→ **Documento**

******

La stazione della propaganda dei traditori serbi é stata messa finalmente a tacere
con la "Determinata Azione" delle Forze dell'Asse,
le forze sane dell'Europa.
Se ne impossessarono i tedeschi. Riprese a funzionare trasmettendo musica per i soldati al
fronte. Un sottufficiale tedesco musicologo, Richard Kistenmacher, rovistando tra i
dischi, s'imbatte in una vecchia canzone che non aveva mai avuto successo. Composta nel
1914 da Norbert Schulze con testi di Hans Laip, delle 5000 copie incise nel 1938 con
la voce fonda e roca di una sconosciuta cantante, Lala Andersen, ne furono vendute solo
700. Un fiasco!
Era una canzone triste, struggente, rievocava il rimpianto di un amore lontano; una donna ferma davanti alla caserma, che aspettava invano ogni sera il suo soldatino; era lei, LILI MARLEN.
RADIO BELGRADO la manda in onda per la prima volta il 10 febbraio 1942 alle ore 22,
mentre i tedeschi sono intrappolati nel gelo russo. La canzone sul fronte avvince tutti, i
soldati non vogliono più sentire che quelle note. Amano quella voce roca, che non
é cristallina e dolce nel messaggio d'amore ma ha con sè la forza
dell'indignazione di un mondo che é dentro una comune tragedia.
Radio Belgrado fu travolta da richieste da ogni parte del mondo. Ne fece un appuntamento
di tutte le sere, alle 22. Un appuntamento che dalla Iugoslavia dilaga in tutta Europa.
Lilì diventa la compagna di milioni di soldati.
Le canzoni dovevano
risollevare il morale, ma questa si trasformò in un boomerang micidiale. La commozione
attanagliò i novelli Sigfrido, Lilì era il volto che dava un significato alla malinconia
di milioni di soldati nostalgici nel momento più critico e più vulnerabile del Terzo
Reich. Quella voce dolente li spogliava dall'immagine di Superuomini e li riconduceva,
fiaccandone il morale, alla loro misera dimensione umana. I capi nazisti intervenendo
subito proibirono la canzone; senza risultato perchè era già sulla bocca di tutti, con
una popolarità immensa. Era diventata la canzone dell'umanità intera, l'inno patetico di
milioni di uomini, amici e nemici. Cantata dagli italiani, tedeschi, russi, giapponesi,
inglesi, americani, francesi, nella sabbia del Sahara e nelle steppe della Russia, nelle
trincee e sui mezzi da sbarco, sui monti e sui mari, in cielo, in terra e in ogni
luogo.
Montgomery "I miei soldati, nel deserto mentre davamo la caccia a Rommel, dopo
le fatiche, le battaglie il sole e la sete, la sera avevano soltanto il conforto di
quella voce e di quella canzone".

******

→ **Righe da elaborare**

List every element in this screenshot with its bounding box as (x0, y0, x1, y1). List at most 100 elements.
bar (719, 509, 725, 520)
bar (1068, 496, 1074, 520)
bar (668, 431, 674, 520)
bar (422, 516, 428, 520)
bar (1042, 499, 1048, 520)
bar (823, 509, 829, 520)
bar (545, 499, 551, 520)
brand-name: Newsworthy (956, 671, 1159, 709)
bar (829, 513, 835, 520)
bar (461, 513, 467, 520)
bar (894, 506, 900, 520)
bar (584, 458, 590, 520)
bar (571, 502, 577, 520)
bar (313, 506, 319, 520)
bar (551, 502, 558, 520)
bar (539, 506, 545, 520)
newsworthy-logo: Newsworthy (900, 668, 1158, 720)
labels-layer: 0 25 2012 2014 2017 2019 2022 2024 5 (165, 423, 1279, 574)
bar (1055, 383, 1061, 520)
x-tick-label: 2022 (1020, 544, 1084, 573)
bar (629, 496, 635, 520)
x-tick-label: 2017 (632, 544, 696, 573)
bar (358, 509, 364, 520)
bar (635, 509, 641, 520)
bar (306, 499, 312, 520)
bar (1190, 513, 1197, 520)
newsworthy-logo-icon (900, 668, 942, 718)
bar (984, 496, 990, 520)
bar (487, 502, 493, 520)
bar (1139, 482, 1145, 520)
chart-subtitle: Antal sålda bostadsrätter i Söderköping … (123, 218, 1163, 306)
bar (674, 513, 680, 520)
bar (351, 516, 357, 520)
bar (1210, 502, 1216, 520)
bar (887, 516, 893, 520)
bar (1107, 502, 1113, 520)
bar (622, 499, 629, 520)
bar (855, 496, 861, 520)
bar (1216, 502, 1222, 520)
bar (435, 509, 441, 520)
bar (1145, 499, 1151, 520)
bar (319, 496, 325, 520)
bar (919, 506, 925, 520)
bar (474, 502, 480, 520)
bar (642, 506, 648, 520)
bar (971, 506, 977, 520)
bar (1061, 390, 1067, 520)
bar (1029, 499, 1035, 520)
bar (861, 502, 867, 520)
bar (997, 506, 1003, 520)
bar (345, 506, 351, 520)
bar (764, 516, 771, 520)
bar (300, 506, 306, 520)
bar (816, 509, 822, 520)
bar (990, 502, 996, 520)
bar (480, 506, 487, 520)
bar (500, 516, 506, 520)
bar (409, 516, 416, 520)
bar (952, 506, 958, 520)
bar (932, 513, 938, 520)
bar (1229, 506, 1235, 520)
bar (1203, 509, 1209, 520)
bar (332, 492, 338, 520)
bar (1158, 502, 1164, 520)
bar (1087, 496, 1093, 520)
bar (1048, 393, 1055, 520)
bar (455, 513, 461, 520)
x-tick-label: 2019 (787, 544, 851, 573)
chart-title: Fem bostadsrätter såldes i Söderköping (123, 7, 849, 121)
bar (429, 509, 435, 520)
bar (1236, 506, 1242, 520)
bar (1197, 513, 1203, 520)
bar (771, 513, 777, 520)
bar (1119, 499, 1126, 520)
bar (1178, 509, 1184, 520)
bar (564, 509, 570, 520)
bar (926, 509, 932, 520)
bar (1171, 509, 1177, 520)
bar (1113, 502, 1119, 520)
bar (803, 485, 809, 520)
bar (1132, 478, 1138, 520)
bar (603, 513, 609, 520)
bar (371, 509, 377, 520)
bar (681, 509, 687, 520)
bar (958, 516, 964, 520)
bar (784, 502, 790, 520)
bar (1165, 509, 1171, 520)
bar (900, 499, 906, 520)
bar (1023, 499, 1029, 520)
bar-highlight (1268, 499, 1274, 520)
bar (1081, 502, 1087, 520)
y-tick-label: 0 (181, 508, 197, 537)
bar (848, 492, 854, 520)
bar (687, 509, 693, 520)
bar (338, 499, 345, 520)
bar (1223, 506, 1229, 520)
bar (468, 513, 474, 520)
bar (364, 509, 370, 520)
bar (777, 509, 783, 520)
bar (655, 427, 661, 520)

******

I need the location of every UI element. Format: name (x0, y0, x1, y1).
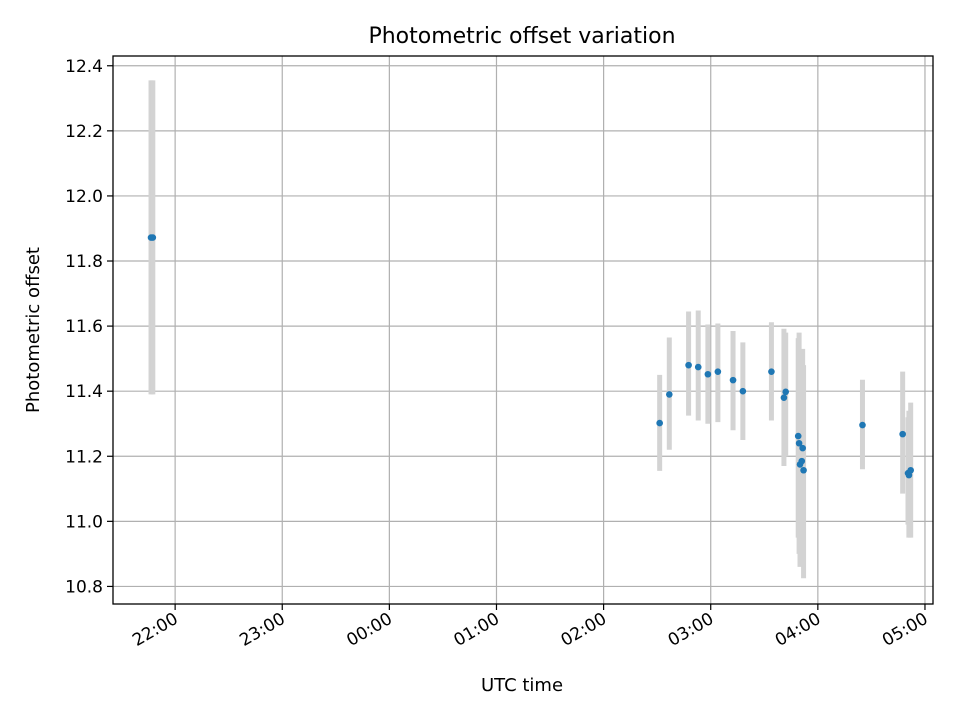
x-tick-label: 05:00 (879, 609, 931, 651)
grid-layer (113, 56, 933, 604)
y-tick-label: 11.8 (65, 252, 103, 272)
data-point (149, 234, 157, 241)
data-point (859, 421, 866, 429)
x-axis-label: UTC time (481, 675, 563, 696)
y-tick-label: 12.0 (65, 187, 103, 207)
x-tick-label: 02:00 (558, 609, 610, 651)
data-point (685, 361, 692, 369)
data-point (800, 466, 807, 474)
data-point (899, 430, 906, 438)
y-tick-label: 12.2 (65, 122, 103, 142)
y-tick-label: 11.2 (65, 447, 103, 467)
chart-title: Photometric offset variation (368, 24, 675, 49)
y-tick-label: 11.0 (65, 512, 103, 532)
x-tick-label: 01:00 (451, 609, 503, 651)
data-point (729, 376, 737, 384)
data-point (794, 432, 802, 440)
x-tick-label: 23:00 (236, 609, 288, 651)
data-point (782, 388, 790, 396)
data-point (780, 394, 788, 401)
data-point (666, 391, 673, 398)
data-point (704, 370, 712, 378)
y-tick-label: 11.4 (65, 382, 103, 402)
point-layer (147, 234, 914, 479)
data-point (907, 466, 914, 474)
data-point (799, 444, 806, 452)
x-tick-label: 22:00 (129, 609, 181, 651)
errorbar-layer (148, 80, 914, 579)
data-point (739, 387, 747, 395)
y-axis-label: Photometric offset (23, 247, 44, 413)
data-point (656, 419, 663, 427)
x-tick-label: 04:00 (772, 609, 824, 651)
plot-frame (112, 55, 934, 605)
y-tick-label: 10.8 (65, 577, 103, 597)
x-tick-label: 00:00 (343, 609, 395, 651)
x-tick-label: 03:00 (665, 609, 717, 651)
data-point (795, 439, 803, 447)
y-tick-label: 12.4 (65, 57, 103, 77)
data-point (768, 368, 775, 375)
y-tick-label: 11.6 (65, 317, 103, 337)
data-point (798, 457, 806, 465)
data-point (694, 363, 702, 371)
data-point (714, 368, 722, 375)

******

→ **Consegne**
• 1. Copia dal testo su Lili Marlen tutto ciò che va da "RADIO BELGRADO la" giù fino a "in tutta Europa.".
• 2. Trasforma in una tabella Markdown con le colonne "Numero" e "Contenuto" le righe del primo blocco, tutte quelle che vanno dalla riga contenente "List every element" giù fino alla riga contenente "labels-layer: 0 25", estremi inclusi e senza le righe vuote.

→ **Elenco risposte**
• 1.
RADIO BELGRADO la manda in onda per la prima volta il 10 febbraio 1942 alle ore 22,
mentre i tedeschi sono intrappolati nel gelo russo. La canzone sul fronte avvince tutti, i
soldati non vogliono più sentire che quelle note. Amano quella voce roca, che non
é cristallina e dolce nel messaggio d'amore ma ha con sè la forza
dell'indignazione di un mondo che é dentro una comune tragedia.
Radio Belgrado fu travolta da richieste da ogni parte del mondo. Ne fece un appuntamento
di tutte le sere, alle 22. Un appuntamento che dalla Iugoslavia dilaga in tutta Europa.

• 2.
| Numero | Contenuto |
|---|---|
| 1 | List every element in this screenshot with its bounding box as (x0, y0, x1, y1). List at most 100 elements. |
| 2 | bar (719, 509, 725, 520) |
| 3 | bar (1068, 496, 1074, 520) |
| 4 | bar (668, 431, 674, 520) |
| 5 | bar (422, 516, 428, 520) |
| 6 | bar (1042, 499, 1048, 520) |
| 7 | bar (823, 509, 829, 520) |
| 8 | bar (545, 499, 551, 520) |
| 9 | brand-name: Newsworthy (956, 671, 1159, 709) |
| 10 | bar (829, 513, 835, 520) |
| 11 | bar (461, 513, 467, 520) |
| 12 | bar (894, 506, 900, 520) |
| 13 | bar (584, 458, 590, 520) |
| 14 | bar (571, 502, 577, 520) |
| 15 | bar (313, 506, 319, 520) |
| 16 | bar (551, 502, 558, 520) |
| 17 | bar (539, 506, 545, 520) |
| 18 | newsworthy-logo: Newsworthy (900, 668, 1158, 720) |
| 19 | labels-layer: 0 25 2012 2014 2017 2019 2022 2024 5 (165, 423, 1279, 574) |